Look through the data below and count each line where the word "nodded" appears. Reply with the count alone.

Data for processing ->
--- Begin ---

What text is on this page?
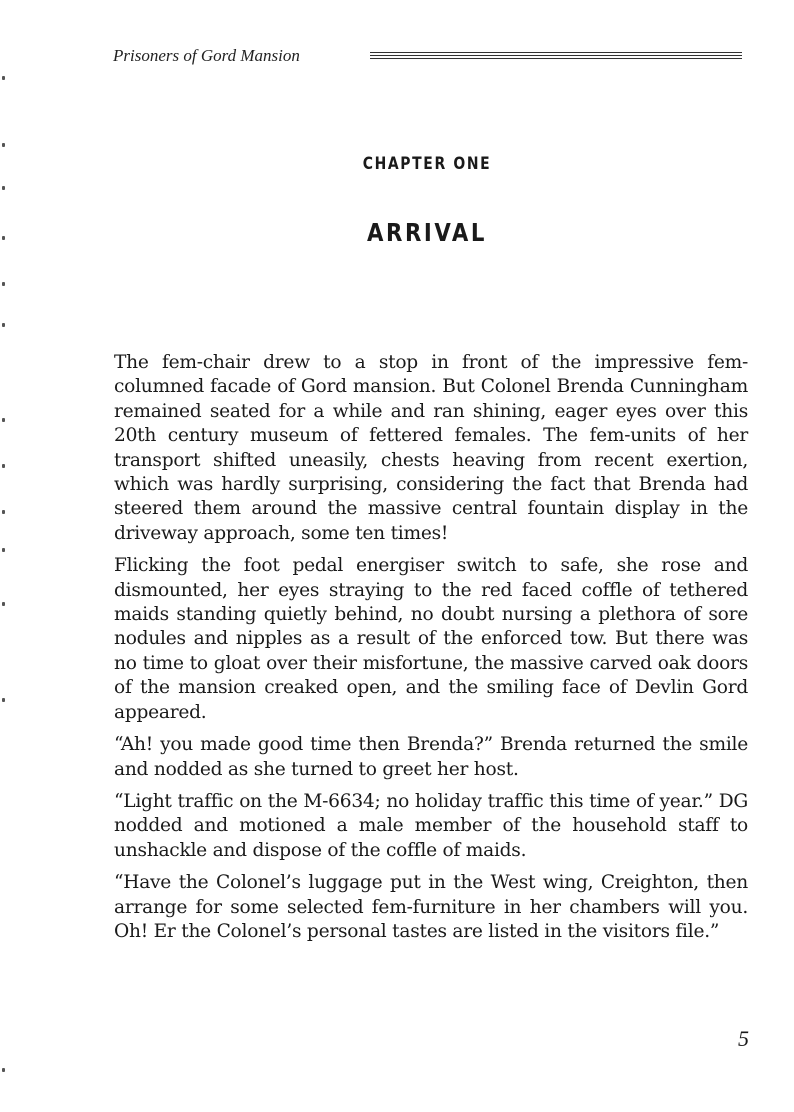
Prisoners of Gord Mansion
CHAPTER ONE
ARRIVAL

The fem-chair drew to a stop in front of the impressive fem-columned facade of Gord mansion. But Colonel Brenda Cunningham remained seated for a while and ran shining, eager eyes over this 20th century museum of fettered females. The fem-units of her transport shifted uneasily, chests heaving from recent exertion, which was hardly surprising, considering the fact that Brenda had steered them around the massive central fountain display in the driveway approach, some ten times!

Flicking the foot pedal energiser switch to safe, she rose and dismounted, her eyes straying to the red faced coffle of tethered maids standing quietly behind, no doubt nursing a plethora of sore nodules and nipples as a result of the enforced tow. But there was no time to gloat over their misfortune, the massive carved oak doors of the mansion creaked open, and the smiling face of Devlin Gord appeared.

“Ah! you made good time then Brenda?” Brenda returned the smile and nodded as she turned to greet her host.

“Light traffic on the M-6634; no holiday traffic this time of year.” DG nodded and motioned a male member of the household staff to unshackle and dispose of the coffle of maids.

“Have the Colonel’s luggage put in the West wing, Creighton, then arrange for some selected fem-furniture in her chambers will you. Oh! Er the Colonel’s personal tastes are listed in the visitors file.”

5
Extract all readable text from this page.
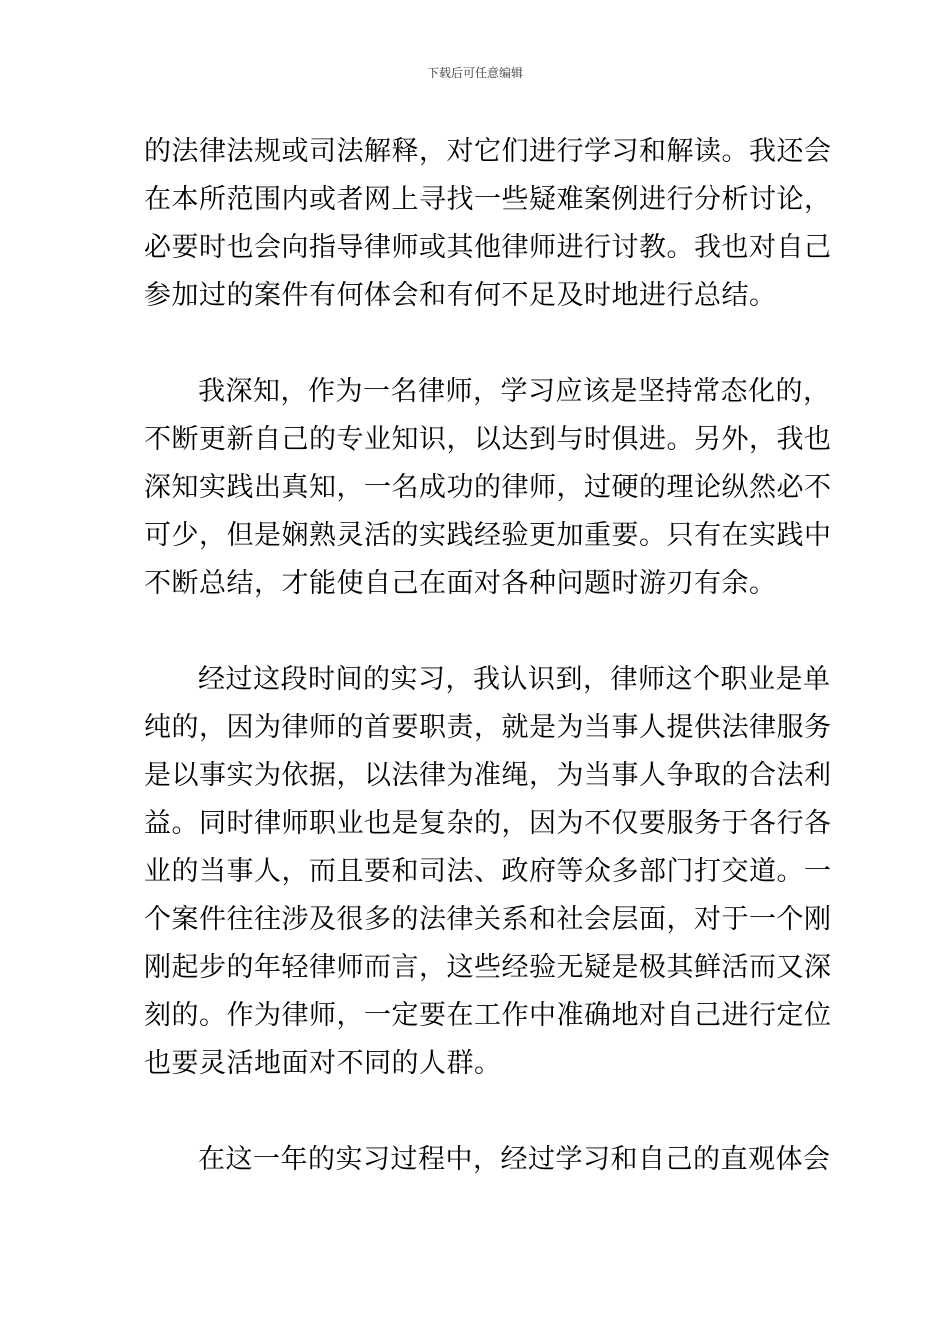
下载后可任意编辑
的法律法规或司法解释，对它们进行学习和解读。我还会
在本所范围内或者网上寻找一些疑难案例进行分析讨论，
必要时也会向指导律师或其他律师进行讨教。我也对自己
参加过的案件有何体会和有何不足及时地进行总结。
我深知，作为一名律师，学习应该是坚持常态化的，
不断更新自己的专业知识，以达到与时俱进。另外，我也
深知实践出真知，一名成功的律师，过硬的理论纵然必不
可少，但是娴熟灵活的实践经验更加重要。只有在实践中
不断总结，才能使自己在面对各种问题时游刃有余。
经过这段时间的实习，我认识到，律师这个职业是单
纯的，因为律师的首要职责，就是为当事人提供法律服务
是以事实为依据，以法律为准绳，为当事人争取的合法利
益。同时律师职业也是复杂的，因为不仅要服务于各行各
业的当事人，而且要和司法、政府等众多部门打交道。一
个案件往往涉及很多的法律关系和社会层面，对于一个刚
刚起步的年轻律师而言，这些经验无疑是极其鲜活而又深
刻的。作为律师，一定要在工作中准确地对自己进行定位
也要灵活地面对不同的人群。
在这一年的实习过程中，经过学习和自己的直观体会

--- End ---

Task output -> 2